What the task requires
Repeat every line exactly, keeping the pictures out of the copy.

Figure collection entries
(begin)
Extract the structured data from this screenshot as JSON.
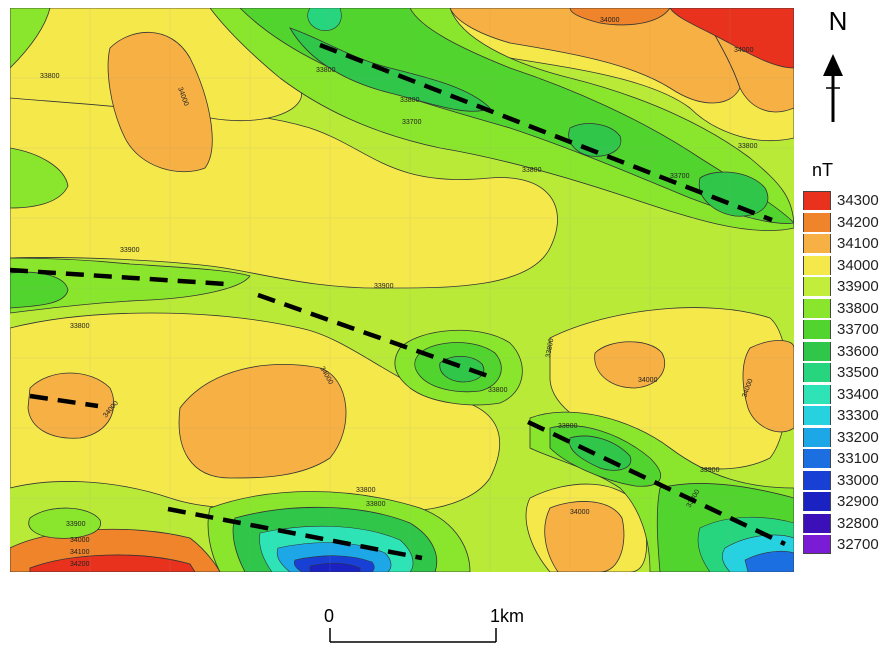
{
  "north_arrow": {
    "label": "N"
  },
  "legend": {
    "unit": "nT",
    "items": [
      {
        "label": "34300",
        "color": "#e8321e"
      },
      {
        "label": "34200",
        "color": "#f0842a"
      },
      {
        "label": "34100",
        "color": "#f6b043"
      },
      {
        "label": "34000",
        "color": "#f4e84a"
      },
      {
        "label": "33900",
        "color": "#c2ed3a"
      },
      {
        "label": "33800",
        "color": "#8ae62c"
      },
      {
        "label": "33700",
        "color": "#52d42e"
      },
      {
        "label": "33600",
        "color": "#2fc64a"
      },
      {
        "label": "33500",
        "color": "#26d57e"
      },
      {
        "label": "33400",
        "color": "#2ee3b6"
      },
      {
        "label": "33300",
        "color": "#27d2e0"
      },
      {
        "label": "33200",
        "color": "#1ea7e6"
      },
      {
        "label": "33100",
        "color": "#1c6fe0"
      },
      {
        "label": "33000",
        "color": "#1940d4"
      },
      {
        "label": "32900",
        "color": "#1a22c2"
      },
      {
        "label": "32800",
        "color": "#3b10b8"
      },
      {
        "label": "32700",
        "color": "#7a1bd6"
      }
    ]
  },
  "scale_bar": {
    "start_label": "0",
    "end_label": "1km"
  },
  "contour_labels": [
    "34000",
    "33800",
    "33900",
    "33700",
    "34100",
    "33600",
    "33500",
    "33400",
    "34200",
    "34300"
  ],
  "lineaments": {
    "count": 9,
    "style": "dashed black"
  }
}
(end)
Written response
Extract the structured data from this screenshot as JSON.
{
  "north_arrow": {
    "label": "N"
  },
  "legend": {
    "unit": "nT",
    "items": [
      {
        "label": "34300",
        "color": "#e8321e"
      },
      {
        "label": "34200",
        "color": "#f0842a"
      },
      {
        "label": "34100",
        "color": "#f6b043"
      },
      {
        "label": "34000",
        "color": "#f4e84a"
      },
      {
        "label": "33900",
        "color": "#c2ed3a"
      },
      {
        "label": "33800",
        "color": "#8ae62c"
      },
      {
        "label": "33700",
        "color": "#52d42e"
      },
      {
        "label": "33600",
        "color": "#2fc64a"
      },
      {
        "label": "33500",
        "color": "#26d57e"
      },
      {
        "label": "33400",
        "color": "#2ee3b6"
      },
      {
        "label": "33300",
        "color": "#27d2e0"
      },
      {
        "label": "33200",
        "color": "#1ea7e6"
      },
      {
        "label": "33100",
        "color": "#1c6fe0"
      },
      {
        "label": "33000",
        "color": "#1940d4"
      },
      {
        "label": "32900",
        "color": "#1a22c2"
      },
      {
        "label": "32800",
        "color": "#3b10b8"
      },
      {
        "label": "32700",
        "color": "#7a1bd6"
      }
    ]
  },
  "scale_bar": {
    "start_label": "0",
    "end_label": "1km"
  },
  "contour_labels": [
    "34000",
    "33800",
    "33900",
    "33700",
    "34100",
    "33600",
    "33500",
    "33400",
    "34200",
    "34300"
  ],
  "lineaments": {
    "count": 9,
    "style": "dashed black"
  }
}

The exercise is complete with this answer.